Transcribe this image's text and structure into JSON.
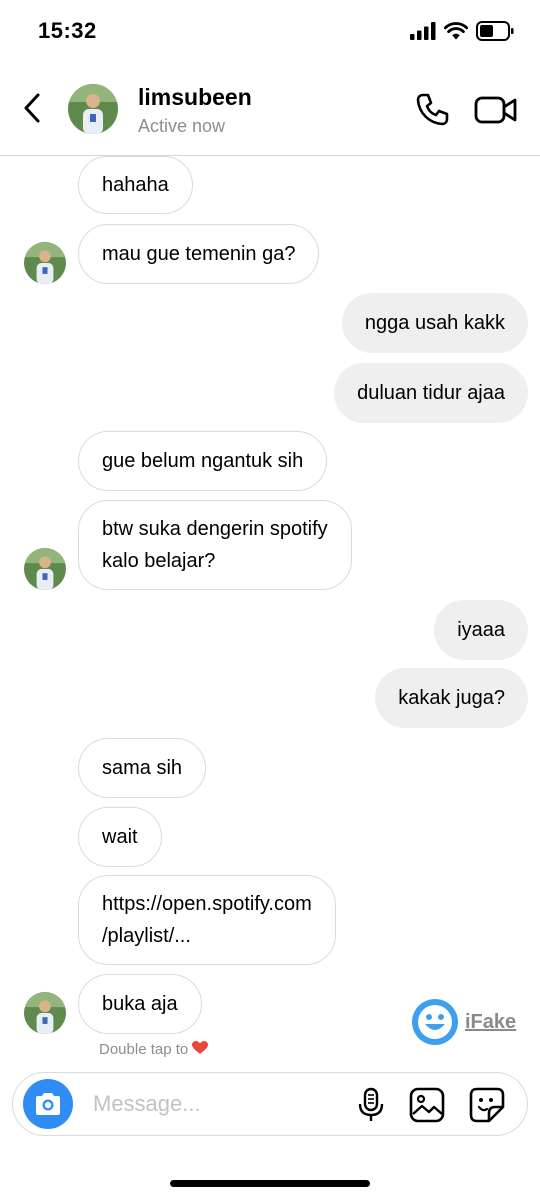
{
  "status": {
    "time": "15:32"
  },
  "header": {
    "name": "limsubeen",
    "status": "Active now"
  },
  "messages": [
    {
      "text": "hahaha",
      "direction": "incoming"
    },
    {
      "text": "mau gue temenin ga?",
      "direction": "incoming"
    },
    {
      "text": "ngga usah kakk",
      "direction": "outgoing"
    },
    {
      "text": "duluan tidur ajaa",
      "direction": "outgoing"
    },
    {
      "text": "gue belum ngantuk sih",
      "direction": "incoming"
    },
    {
      "text": "btw suka dengerin spotify",
      "text2": "kalo belajar?",
      "direction": "incoming"
    },
    {
      "text": "iyaaa",
      "direction": "outgoing"
    },
    {
      "text": "kakak juga?",
      "direction": "outgoing"
    },
    {
      "text": "sama sih",
      "direction": "incoming"
    },
    {
      "text": "wait",
      "direction": "incoming"
    },
    {
      "text": "https://open.spotify.com",
      "text2": "/playlist/...",
      "direction": "incoming"
    },
    {
      "text": "buka aja",
      "direction": "incoming"
    }
  ],
  "hint": {
    "text": "Double tap to",
    "icon": "heart-icon"
  },
  "watermark": {
    "label": "iFake"
  },
  "composer": {
    "placeholder": "Message..."
  },
  "colors": {
    "accent": "#2e8ef5",
    "incoming_border": "#dbdbdb",
    "outgoing_bg": "#efefef",
    "secondary_text": "#8e8e8e",
    "heart": "#e8473b"
  }
}
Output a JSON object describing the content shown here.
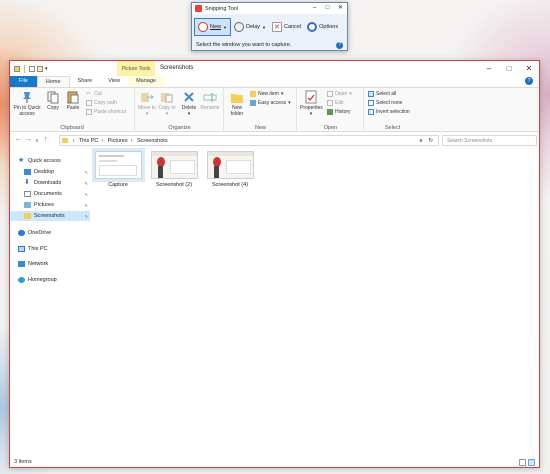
{
  "snipping_tool": {
    "title": "Snipping Tool",
    "new_label": "New",
    "delay_label": "Delay",
    "cancel_label": "Cancel",
    "options_label": "Options",
    "message": "Select the window you want to capture."
  },
  "explorer": {
    "title": "Screenshots",
    "context_tab_header": "Picture Tools",
    "tabs": [
      "File",
      "Home",
      "Share",
      "View",
      "Manage"
    ],
    "ribbon": {
      "clipboard": {
        "label": "Clipboard",
        "pin": "Pin to Quick access",
        "copy": "Copy",
        "paste": "Paste",
        "cut": "Cut",
        "copy_path": "Copy path",
        "paste_shortcut": "Paste shortcut"
      },
      "organize": {
        "label": "Organize",
        "move_to": "Move to",
        "copy_to": "Copy to",
        "delete": "Delete",
        "rename": "Rename"
      },
      "new": {
        "label": "New",
        "new_folder": "New folder",
        "new_item": "New item",
        "easy_access": "Easy access"
      },
      "open": {
        "label": "Open",
        "properties": "Properties",
        "open": "Open",
        "edit": "Edit",
        "history": "History"
      },
      "select": {
        "label": "Select",
        "select_all": "Select all",
        "select_none": "Select none",
        "invert_selection": "Invert selection"
      }
    },
    "address": {
      "path": [
        "This PC",
        "Pictures",
        "Screenshots"
      ],
      "search_placeholder": "Search Screenshots"
    },
    "nav": {
      "quick_access": "Quick access",
      "desktop": "Desktop",
      "downloads": "Downloads",
      "documents": "Documents",
      "pictures": "Pictures",
      "screenshots": "Screenshots",
      "onedrive": "OneDrive",
      "this_pc": "This PC",
      "network": "Network",
      "homegroup": "Homegroup"
    },
    "files": [
      {
        "name": "Capture",
        "selected": true
      },
      {
        "name": "Screenshot (2)",
        "selected": false
      },
      {
        "name": "Screenshot (4)",
        "selected": false
      }
    ],
    "status": "3 items"
  },
  "colors": {
    "accent": "#1979ca",
    "window_border": "#d3413e",
    "selection": "#cce8ff",
    "context_tab": "#fdf1a6"
  }
}
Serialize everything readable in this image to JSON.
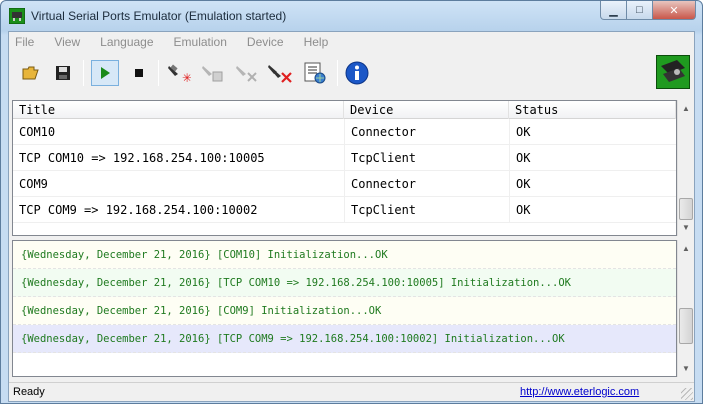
{
  "window": {
    "title": "Virtual Serial Ports Emulator (Emulation started)",
    "min_glyph": "▁",
    "max_glyph": "□",
    "close_glyph": "✕"
  },
  "menu": [
    "File",
    "View",
    "Language",
    "Emulation",
    "Device",
    "Help"
  ],
  "toolbar": {
    "icons": [
      "open-folder-icon",
      "save-icon",
      "play-icon",
      "stop-icon",
      "new-device-icon",
      "edit-device-icon",
      "delete-device-icon",
      "delete-all-icon",
      "settings-icon",
      "info-icon",
      "app-logo-icon"
    ]
  },
  "table": {
    "columns": [
      "Title",
      "Device",
      "Status"
    ],
    "rows": [
      {
        "title": "COM10",
        "device": "Connector",
        "status": "OK"
      },
      {
        "title": "TCP COM10 => 192.168.254.100:10005",
        "device": "TcpClient",
        "status": "OK"
      },
      {
        "title": "COM9",
        "device": "Connector",
        "status": "OK"
      },
      {
        "title": "TCP COM9 => 192.168.254.100:10002",
        "device": "TcpClient",
        "status": "OK"
      }
    ]
  },
  "log": [
    "{Wednesday, December 21, 2016} [COM10] Initialization...OK",
    "{Wednesday, December 21, 2016} [TCP COM10 => 192.168.254.100:10005] Initialization...OK",
    "{Wednesday, December 21, 2016} [COM9] Initialization...OK",
    "{Wednesday, December 21, 2016} [TCP COM9 => 192.168.254.100:10002] Initialization...OK"
  ],
  "status": {
    "text": "Ready",
    "link": "http://www.eterlogic.com"
  },
  "colors": {
    "log_text": "#1f7a1f",
    "log_row_bg_1": "#fefef4",
    "log_row_bg_2": "#f2fcf2",
    "log_row_bg_3": "#fefef4",
    "log_row_bg_4": "#e6e8fb",
    "link": "#0000cc"
  }
}
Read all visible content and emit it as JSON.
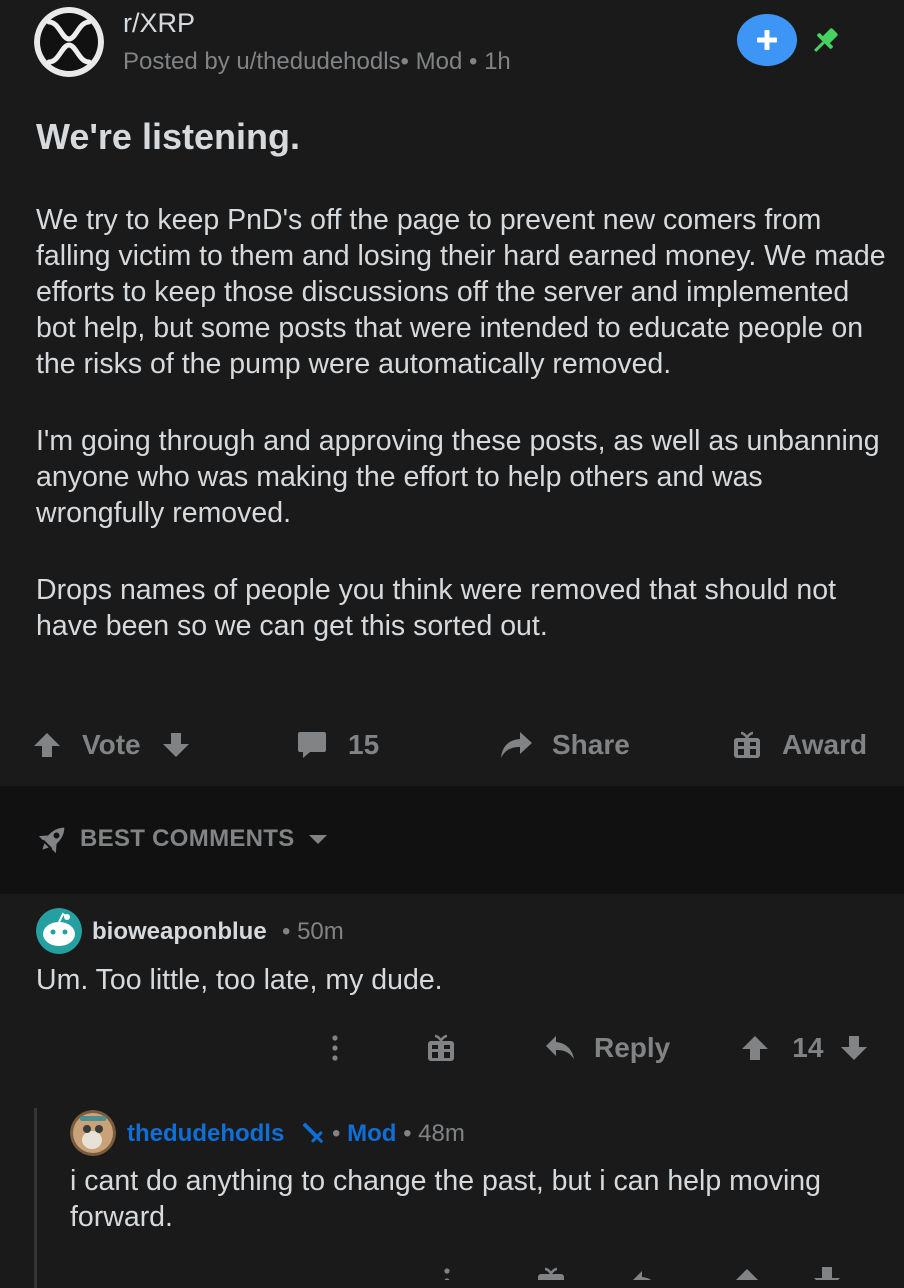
{
  "post": {
    "subreddit": "r/XRP",
    "posted_by": "Posted by u/thedudehodls",
    "role": "Mod",
    "age": "1h",
    "meta_sep": "•",
    "title": "We're listening.",
    "paragraphs": [
      "We try to keep PnD's off the page to prevent new comers from falling victim to them and losing their hard earned money. We made efforts to keep those discussions off the server and implemented bot help, but some posts that were intended to educate people on the risks of the pump were automatically removed.",
      "I'm going through and approving these posts, as well as unbanning anyone who was making the effort to help others and was wrongfully removed.",
      "Drops names of people you think were removed that should not have been so we can get this sorted out."
    ],
    "actions": {
      "vote_label": "Vote",
      "comments_count": "15",
      "share_label": "Share",
      "award_label": "Award"
    }
  },
  "sort": {
    "label": "BEST COMMENTS"
  },
  "comments": [
    {
      "user": "bioweaponblue",
      "sep": "•",
      "age": "50m",
      "text": "Um. Too little, too late, my dude.",
      "reply_label": "Reply",
      "score": "14"
    },
    {
      "user": "thedudehodls",
      "mod_label": "Mod",
      "sep": "•",
      "age": "48m",
      "text": "i cant do anything to change the past, but i can help moving forward."
    }
  ],
  "colors": {
    "background": "#1a1a1b",
    "band": "#111112",
    "text": "#d7dadc",
    "muted": "#818384",
    "accent_blue": "#3d96f5",
    "mod_blue": "#0f6fd6",
    "pin_green": "#46d160",
    "snoo_teal": "#24a0a0"
  },
  "icons": {
    "subreddit": "xrp-logo-icon",
    "join": "plus-icon",
    "pin": "pin-icon",
    "upvote": "arrow-up-icon",
    "downvote": "arrow-down-icon",
    "comments": "speech-bubble-icon",
    "share": "share-arrow-icon",
    "award": "gift-icon",
    "sort": "rocket-icon",
    "dropdown": "caret-down-icon",
    "more": "kebab-menu-icon",
    "reply": "reply-arrow-icon",
    "mod_badge": "sword-icon"
  }
}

◆ **WORK REQUIRED**:
Show every line above in which the word "subreddit" occurs.

◆ **TASK ANSWER**:
    "subreddit": "r/XRP",
    "subreddit": "xrp-logo-icon",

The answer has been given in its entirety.